→ **WRITTEN REQUEST**: Output the data below in full, character for character.

::: DATA SHOWN :::

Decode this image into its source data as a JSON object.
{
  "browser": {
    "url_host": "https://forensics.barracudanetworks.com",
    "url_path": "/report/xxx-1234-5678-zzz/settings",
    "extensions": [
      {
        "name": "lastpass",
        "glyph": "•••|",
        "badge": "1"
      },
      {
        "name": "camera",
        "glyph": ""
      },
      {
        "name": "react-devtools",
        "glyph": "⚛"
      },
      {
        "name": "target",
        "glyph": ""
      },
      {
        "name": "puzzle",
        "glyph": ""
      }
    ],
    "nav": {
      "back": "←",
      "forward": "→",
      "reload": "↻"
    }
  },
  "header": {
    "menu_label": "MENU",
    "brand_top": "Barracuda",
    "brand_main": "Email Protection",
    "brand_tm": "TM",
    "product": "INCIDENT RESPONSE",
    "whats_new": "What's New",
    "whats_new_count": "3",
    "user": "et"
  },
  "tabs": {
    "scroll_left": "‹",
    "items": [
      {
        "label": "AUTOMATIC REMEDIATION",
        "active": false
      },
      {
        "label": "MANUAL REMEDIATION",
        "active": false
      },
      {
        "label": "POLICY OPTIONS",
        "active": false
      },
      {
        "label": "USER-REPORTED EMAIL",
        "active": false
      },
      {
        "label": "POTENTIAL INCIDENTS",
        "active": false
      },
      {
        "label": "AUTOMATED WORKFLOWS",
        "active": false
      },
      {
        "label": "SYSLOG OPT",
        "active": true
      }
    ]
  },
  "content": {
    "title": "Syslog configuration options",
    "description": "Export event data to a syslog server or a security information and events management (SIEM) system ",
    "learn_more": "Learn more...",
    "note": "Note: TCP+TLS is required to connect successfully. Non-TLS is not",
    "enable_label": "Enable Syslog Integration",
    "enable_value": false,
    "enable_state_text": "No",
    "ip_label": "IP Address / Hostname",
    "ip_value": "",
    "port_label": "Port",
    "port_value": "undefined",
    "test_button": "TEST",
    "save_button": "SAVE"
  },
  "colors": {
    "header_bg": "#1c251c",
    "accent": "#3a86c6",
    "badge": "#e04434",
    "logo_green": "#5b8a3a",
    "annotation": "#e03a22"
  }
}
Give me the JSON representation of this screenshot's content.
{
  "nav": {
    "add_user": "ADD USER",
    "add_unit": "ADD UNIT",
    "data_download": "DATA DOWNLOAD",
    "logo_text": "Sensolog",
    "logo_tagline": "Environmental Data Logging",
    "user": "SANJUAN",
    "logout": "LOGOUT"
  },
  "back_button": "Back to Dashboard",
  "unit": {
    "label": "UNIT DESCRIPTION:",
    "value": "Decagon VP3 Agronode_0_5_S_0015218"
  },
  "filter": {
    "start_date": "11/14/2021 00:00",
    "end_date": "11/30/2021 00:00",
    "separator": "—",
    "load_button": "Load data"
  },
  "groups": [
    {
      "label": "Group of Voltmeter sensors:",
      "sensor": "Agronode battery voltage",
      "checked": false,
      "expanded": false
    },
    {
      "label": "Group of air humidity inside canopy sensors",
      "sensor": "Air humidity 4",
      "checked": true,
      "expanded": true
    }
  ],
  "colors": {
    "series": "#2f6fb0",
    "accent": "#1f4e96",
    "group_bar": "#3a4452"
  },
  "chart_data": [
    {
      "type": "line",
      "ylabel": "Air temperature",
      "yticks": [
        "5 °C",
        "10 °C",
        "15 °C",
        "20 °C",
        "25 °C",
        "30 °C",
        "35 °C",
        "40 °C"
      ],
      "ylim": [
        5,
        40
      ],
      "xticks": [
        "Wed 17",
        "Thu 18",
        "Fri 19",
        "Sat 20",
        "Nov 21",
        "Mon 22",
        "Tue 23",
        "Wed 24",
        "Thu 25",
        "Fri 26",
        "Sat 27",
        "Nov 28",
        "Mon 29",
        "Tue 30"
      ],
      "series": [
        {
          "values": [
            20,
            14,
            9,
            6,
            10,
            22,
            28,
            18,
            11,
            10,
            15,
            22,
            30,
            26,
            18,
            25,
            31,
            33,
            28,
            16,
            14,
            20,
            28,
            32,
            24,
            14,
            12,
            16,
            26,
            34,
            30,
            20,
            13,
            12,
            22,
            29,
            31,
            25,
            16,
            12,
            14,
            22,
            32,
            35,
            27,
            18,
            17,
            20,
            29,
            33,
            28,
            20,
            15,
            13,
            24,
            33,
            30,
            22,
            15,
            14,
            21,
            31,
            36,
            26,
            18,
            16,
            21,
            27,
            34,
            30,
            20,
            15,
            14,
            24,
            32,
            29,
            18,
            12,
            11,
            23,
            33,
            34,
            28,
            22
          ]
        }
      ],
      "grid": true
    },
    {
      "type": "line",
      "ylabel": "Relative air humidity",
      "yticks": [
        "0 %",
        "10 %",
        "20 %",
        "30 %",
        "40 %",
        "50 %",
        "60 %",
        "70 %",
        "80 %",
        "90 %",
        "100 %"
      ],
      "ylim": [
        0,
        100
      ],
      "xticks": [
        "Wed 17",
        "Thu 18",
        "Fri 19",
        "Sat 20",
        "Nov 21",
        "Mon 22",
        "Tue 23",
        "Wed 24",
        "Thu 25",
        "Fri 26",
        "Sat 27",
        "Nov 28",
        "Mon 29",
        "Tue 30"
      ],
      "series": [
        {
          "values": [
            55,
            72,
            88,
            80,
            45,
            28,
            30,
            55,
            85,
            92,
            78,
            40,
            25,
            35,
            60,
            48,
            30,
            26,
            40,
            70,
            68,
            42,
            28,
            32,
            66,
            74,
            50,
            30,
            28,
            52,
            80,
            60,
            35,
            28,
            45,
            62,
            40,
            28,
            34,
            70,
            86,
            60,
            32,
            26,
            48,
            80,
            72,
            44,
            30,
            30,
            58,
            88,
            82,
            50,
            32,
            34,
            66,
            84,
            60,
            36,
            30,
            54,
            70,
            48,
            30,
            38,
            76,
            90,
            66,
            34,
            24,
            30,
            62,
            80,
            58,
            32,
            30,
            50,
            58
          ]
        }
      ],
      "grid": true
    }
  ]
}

:::

→ **ANSWER FOR THE TASK**:
Decode this image into its source data as a JSON object.
{
  "browser": {
    "url_host": "https://forensics.barracudanetworks.com",
    "url_path": "/report/xxx-1234-5678-zzz/settings",
    "extensions": [
      {
        "name": "lastpass",
        "glyph": "•••|",
        "badge": "1"
      },
      {
        "name": "camera",
        "glyph": ""
      },
      {
        "name": "react-devtools",
        "glyph": "⚛"
      },
      {
        "name": "target",
        "glyph": ""
      },
      {
        "name": "puzzle",
        "glyph": ""
      }
    ],
    "nav": {
      "back": "←",
      "forward": "→",
      "reload": "↻"
    }
  },
  "header": {
    "menu_label": "MENU",
    "brand_top": "Barracuda",
    "brand_main": "Email Protection",
    "brand_tm": "TM",
    "product": "INCIDENT RESPONSE",
    "whats_new": "What's New",
    "whats_new_count": "3",
    "user": "et"
  },
  "tabs": {
    "scroll_left": "‹",
    "items": [
      {
        "label": "AUTOMATIC REMEDIATION",
        "active": false
      },
      {
        "label": "MANUAL REMEDIATION",
        "active": false
      },
      {
        "label": "POLICY OPTIONS",
        "active": false
      },
      {
        "label": "USER-REPORTED EMAIL",
        "active": false
      },
      {
        "label": "POTENTIAL INCIDENTS",
        "active": false
      },
      {
        "label": "AUTOMATED WORKFLOWS",
        "active": false
      },
      {
        "label": "SYSLOG OPT",
        "active": true
      }
    ]
  },
  "content": {
    "title": "Syslog configuration options",
    "description": "Export event data to a syslog server or a security information and events management (SIEM) system ",
    "learn_more": "Learn more...",
    "note": "Note: TCP+TLS is required to connect successfully. Non-TLS is not",
    "enable_label": "Enable Syslog Integration",
    "enable_value": false,
    "enable_state_text": "No",
    "ip_label": "IP Address / Hostname",
    "ip_value": "",
    "port_label": "Port",
    "port_value": "undefined",
    "test_button": "TEST",
    "save_button": "SAVE"
  },
  "colors": {
    "header_bg": "#1c251c",
    "accent": "#3a86c6",
    "badge": "#e04434",
    "logo_green": "#5b8a3a",
    "annotation": "#e03a22"
  }
}
Give me the JSON representation of this screenshot's content.
{
  "nav": {
    "add_user": "ADD USER",
    "add_unit": "ADD UNIT",
    "data_download": "DATA DOWNLOAD",
    "logo_text": "Sensolog",
    "logo_tagline": "Environmental Data Logging",
    "user": "SANJUAN",
    "logout": "LOGOUT"
  },
  "back_button": "Back to Dashboard",
  "unit": {
    "label": "UNIT DESCRIPTION:",
    "value": "Decagon VP3 Agronode_0_5_S_0015218"
  },
  "filter": {
    "start_date": "11/14/2021 00:00",
    "end_date": "11/30/2021 00:00",
    "separator": "—",
    "load_button": "Load data"
  },
  "groups": [
    {
      "label": "Group of Voltmeter sensors:",
      "sensor": "Agronode battery voltage",
      "checked": false,
      "expanded": false
    },
    {
      "label": "Group of air humidity inside canopy sensors",
      "sensor": "Air humidity 4",
      "checked": true,
      "expanded": true
    }
  ],
  "colors": {
    "series": "#2f6fb0",
    "accent": "#1f4e96",
    "group_bar": "#3a4452"
  },
  "chart_data": [
    {
      "type": "line",
      "ylabel": "Air temperature",
      "yticks": [
        "5 °C",
        "10 °C",
        "15 °C",
        "20 °C",
        "25 °C",
        "30 °C",
        "35 °C",
        "40 °C"
      ],
      "ylim": [
        5,
        40
      ],
      "xticks": [
        "Wed 17",
        "Thu 18",
        "Fri 19",
        "Sat 20",
        "Nov 21",
        "Mon 22",
        "Tue 23",
        "Wed 24",
        "Thu 25",
        "Fri 26",
        "Sat 27",
        "Nov 28",
        "Mon 29",
        "Tue 30"
      ],
      "series": [
        {
          "values": [
            20,
            14,
            9,
            6,
            10,
            22,
            28,
            18,
            11,
            10,
            15,
            22,
            30,
            26,
            18,
            25,
            31,
            33,
            28,
            16,
            14,
            20,
            28,
            32,
            24,
            14,
            12,
            16,
            26,
            34,
            30,
            20,
            13,
            12,
            22,
            29,
            31,
            25,
            16,
            12,
            14,
            22,
            32,
            35,
            27,
            18,
            17,
            20,
            29,
            33,
            28,
            20,
            15,
            13,
            24,
            33,
            30,
            22,
            15,
            14,
            21,
            31,
            36,
            26,
            18,
            16,
            21,
            27,
            34,
            30,
            20,
            15,
            14,
            24,
            32,
            29,
            18,
            12,
            11,
            23,
            33,
            34,
            28,
            22
          ]
        }
      ],
      "grid": true
    },
    {
      "type": "line",
      "ylabel": "Relative air humidity",
      "yticks": [
        "0 %",
        "10 %",
        "20 %",
        "30 %",
        "40 %",
        "50 %",
        "60 %",
        "70 %",
        "80 %",
        "90 %",
        "100 %"
      ],
      "ylim": [
        0,
        100
      ],
      "xticks": [
        "Wed 17",
        "Thu 18",
        "Fri 19",
        "Sat 20",
        "Nov 21",
        "Mon 22",
        "Tue 23",
        "Wed 24",
        "Thu 25",
        "Fri 26",
        "Sat 27",
        "Nov 28",
        "Mon 29",
        "Tue 30"
      ],
      "series": [
        {
          "values": [
            55,
            72,
            88,
            80,
            45,
            28,
            30,
            55,
            85,
            92,
            78,
            40,
            25,
            35,
            60,
            48,
            30,
            26,
            40,
            70,
            68,
            42,
            28,
            32,
            66,
            74,
            50,
            30,
            28,
            52,
            80,
            60,
            35,
            28,
            45,
            62,
            40,
            28,
            34,
            70,
            86,
            60,
            32,
            26,
            48,
            80,
            72,
            44,
            30,
            30,
            58,
            88,
            82,
            50,
            32,
            34,
            66,
            84,
            60,
            36,
            30,
            54,
            70,
            48,
            30,
            38,
            76,
            90,
            66,
            34,
            24,
            30,
            62,
            80,
            58,
            32,
            30,
            50,
            58
          ]
        }
      ],
      "grid": true
    }
  ]
}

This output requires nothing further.